>> Begin Raw data
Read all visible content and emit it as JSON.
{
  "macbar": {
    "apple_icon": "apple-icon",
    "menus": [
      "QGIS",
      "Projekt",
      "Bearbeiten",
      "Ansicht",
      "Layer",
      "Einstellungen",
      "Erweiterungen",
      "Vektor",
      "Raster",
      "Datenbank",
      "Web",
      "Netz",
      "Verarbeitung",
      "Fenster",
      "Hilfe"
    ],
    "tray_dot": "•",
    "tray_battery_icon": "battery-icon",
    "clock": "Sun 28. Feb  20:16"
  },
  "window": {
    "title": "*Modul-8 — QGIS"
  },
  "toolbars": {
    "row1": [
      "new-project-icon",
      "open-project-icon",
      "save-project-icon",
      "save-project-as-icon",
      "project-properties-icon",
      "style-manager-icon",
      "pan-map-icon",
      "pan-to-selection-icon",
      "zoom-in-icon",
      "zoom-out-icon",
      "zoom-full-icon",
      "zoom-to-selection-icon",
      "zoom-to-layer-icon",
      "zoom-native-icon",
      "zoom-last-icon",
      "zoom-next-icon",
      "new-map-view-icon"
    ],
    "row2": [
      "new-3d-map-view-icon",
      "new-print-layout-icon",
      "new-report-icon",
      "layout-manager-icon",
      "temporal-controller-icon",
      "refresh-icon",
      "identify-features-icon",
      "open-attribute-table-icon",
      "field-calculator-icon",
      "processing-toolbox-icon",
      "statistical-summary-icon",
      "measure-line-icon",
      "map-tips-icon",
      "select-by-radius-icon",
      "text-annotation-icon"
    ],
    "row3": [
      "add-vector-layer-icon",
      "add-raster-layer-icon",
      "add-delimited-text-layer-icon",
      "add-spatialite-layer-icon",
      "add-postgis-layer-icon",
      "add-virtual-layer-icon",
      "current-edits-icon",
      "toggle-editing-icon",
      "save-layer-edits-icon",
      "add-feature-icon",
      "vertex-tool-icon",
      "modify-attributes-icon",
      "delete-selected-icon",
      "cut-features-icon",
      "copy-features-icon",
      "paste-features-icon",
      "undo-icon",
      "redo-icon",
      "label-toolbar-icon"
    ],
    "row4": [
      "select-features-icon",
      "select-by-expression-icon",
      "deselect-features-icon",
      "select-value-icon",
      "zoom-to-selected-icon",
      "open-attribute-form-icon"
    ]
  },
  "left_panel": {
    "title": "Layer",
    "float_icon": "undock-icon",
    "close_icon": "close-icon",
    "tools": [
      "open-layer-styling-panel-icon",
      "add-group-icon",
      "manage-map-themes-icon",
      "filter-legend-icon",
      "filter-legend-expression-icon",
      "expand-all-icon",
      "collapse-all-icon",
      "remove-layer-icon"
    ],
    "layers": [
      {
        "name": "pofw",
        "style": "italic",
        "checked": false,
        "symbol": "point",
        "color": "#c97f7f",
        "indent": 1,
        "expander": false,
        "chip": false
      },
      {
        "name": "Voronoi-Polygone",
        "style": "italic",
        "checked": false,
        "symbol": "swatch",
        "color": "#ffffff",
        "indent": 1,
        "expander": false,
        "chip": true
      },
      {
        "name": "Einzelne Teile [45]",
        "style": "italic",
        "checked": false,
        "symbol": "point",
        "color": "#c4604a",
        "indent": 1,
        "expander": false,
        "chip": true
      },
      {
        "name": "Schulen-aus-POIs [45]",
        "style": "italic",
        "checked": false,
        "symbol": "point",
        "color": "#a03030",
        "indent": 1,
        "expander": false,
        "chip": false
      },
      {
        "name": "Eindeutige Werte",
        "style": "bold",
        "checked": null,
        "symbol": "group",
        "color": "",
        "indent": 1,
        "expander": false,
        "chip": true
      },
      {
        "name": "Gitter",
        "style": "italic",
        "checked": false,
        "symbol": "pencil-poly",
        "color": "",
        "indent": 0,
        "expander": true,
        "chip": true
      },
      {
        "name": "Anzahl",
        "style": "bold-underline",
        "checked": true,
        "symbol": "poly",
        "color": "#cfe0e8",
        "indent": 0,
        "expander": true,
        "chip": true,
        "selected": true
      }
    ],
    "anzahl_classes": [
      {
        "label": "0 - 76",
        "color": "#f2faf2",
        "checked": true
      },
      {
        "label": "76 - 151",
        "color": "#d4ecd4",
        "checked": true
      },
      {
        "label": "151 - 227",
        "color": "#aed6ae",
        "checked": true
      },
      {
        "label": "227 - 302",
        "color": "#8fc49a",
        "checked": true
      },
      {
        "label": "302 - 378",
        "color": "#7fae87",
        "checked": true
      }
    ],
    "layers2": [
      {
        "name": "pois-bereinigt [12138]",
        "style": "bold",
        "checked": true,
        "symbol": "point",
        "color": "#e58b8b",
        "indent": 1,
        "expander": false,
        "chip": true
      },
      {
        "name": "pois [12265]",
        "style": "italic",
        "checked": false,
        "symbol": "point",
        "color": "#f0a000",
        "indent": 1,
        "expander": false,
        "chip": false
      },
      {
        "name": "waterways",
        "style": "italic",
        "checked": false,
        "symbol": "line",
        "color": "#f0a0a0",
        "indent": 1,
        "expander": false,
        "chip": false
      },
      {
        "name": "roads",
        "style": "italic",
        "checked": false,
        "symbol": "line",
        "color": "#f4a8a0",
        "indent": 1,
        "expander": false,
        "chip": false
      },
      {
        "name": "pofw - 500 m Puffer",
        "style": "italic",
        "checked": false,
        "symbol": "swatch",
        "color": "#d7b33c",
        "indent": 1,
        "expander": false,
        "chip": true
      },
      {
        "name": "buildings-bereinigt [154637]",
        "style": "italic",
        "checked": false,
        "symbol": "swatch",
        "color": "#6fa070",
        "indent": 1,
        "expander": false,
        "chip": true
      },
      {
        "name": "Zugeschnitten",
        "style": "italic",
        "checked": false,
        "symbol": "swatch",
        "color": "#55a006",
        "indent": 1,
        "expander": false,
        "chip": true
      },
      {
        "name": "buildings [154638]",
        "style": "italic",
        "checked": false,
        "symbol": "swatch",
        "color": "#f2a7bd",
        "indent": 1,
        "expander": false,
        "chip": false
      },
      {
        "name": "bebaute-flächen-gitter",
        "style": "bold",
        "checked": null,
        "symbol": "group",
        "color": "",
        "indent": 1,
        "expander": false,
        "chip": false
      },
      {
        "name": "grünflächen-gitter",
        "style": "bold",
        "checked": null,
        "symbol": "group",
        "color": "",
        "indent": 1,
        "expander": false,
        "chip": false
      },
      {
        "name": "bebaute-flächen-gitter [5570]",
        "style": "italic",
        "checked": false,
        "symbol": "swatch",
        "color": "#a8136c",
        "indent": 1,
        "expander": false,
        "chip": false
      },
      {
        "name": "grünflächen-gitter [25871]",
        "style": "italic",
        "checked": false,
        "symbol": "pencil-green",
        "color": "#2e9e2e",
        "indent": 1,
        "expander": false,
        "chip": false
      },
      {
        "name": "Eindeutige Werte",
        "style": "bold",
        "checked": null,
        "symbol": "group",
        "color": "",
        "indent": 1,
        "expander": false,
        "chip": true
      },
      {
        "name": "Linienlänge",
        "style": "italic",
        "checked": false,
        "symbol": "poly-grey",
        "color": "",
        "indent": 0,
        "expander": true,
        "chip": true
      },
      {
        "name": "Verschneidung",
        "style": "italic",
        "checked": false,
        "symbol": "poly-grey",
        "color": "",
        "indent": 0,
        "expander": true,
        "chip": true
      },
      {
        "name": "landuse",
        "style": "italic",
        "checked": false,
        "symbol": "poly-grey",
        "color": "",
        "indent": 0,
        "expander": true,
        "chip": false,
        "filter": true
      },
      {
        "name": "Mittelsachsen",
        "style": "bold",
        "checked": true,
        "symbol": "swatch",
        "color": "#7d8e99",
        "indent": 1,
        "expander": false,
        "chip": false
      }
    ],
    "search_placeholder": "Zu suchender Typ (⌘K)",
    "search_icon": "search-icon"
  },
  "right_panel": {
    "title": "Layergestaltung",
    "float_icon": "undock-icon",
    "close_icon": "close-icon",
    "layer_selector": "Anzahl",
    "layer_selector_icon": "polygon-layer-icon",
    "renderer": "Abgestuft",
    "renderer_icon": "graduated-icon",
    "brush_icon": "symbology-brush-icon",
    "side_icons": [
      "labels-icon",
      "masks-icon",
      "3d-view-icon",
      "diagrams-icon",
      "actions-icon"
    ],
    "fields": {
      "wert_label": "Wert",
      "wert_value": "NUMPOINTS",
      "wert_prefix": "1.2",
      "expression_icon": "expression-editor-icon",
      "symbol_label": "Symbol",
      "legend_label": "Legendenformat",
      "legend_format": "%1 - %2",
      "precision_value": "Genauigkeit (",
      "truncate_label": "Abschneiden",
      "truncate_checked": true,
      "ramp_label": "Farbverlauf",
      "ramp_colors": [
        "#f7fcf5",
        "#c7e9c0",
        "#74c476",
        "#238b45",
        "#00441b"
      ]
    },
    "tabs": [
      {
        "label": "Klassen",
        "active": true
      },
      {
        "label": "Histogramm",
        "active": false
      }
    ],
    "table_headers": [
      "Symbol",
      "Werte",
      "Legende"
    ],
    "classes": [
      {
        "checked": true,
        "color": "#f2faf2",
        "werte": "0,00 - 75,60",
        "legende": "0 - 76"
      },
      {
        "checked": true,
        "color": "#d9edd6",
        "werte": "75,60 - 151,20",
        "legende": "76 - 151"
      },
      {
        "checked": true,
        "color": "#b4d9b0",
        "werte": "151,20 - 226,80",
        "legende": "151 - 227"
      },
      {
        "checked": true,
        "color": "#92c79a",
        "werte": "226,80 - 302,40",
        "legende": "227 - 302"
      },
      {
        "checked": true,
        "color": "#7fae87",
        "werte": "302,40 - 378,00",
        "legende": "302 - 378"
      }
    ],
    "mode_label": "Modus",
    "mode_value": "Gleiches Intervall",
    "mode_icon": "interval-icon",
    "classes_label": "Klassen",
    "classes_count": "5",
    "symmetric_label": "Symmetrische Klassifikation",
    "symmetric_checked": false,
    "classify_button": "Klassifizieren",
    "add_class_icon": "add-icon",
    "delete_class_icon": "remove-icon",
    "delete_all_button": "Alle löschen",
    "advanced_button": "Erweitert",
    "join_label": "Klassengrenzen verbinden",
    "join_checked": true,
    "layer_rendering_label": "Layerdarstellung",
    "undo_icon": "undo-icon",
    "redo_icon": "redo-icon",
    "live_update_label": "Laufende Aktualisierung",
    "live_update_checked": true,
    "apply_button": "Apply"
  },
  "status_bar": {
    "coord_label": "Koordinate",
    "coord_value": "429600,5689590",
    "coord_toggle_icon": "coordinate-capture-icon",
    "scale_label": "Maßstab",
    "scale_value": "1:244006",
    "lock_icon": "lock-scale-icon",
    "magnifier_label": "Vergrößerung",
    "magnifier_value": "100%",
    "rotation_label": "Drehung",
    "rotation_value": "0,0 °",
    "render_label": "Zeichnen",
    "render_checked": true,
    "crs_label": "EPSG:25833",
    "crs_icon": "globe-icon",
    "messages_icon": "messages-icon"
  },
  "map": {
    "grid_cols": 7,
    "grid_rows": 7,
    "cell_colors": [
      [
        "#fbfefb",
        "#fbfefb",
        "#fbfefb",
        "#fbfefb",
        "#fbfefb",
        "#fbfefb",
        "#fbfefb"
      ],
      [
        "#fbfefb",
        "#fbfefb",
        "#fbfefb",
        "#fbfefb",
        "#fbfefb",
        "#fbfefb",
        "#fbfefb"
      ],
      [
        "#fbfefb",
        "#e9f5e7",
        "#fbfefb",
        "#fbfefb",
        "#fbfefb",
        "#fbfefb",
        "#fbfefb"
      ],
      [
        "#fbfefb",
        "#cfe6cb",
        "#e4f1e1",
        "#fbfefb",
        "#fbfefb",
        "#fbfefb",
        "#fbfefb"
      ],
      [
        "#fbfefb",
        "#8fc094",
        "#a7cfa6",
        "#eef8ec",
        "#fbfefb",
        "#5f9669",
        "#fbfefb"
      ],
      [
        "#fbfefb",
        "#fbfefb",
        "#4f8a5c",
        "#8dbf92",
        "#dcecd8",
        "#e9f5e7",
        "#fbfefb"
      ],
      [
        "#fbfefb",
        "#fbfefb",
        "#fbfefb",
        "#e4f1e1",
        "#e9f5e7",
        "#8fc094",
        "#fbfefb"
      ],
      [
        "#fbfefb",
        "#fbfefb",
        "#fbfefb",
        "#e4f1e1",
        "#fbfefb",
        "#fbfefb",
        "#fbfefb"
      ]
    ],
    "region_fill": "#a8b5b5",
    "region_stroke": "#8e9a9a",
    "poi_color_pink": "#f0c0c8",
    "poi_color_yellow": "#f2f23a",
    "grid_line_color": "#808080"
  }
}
>> End Raw data
**Brief:** Report back each line of the entries that holds the string "grünflächen".

**Problem solution:**
        "name": "grünflächen-gitter",
        "name": "grünflächen-gitter [25871]",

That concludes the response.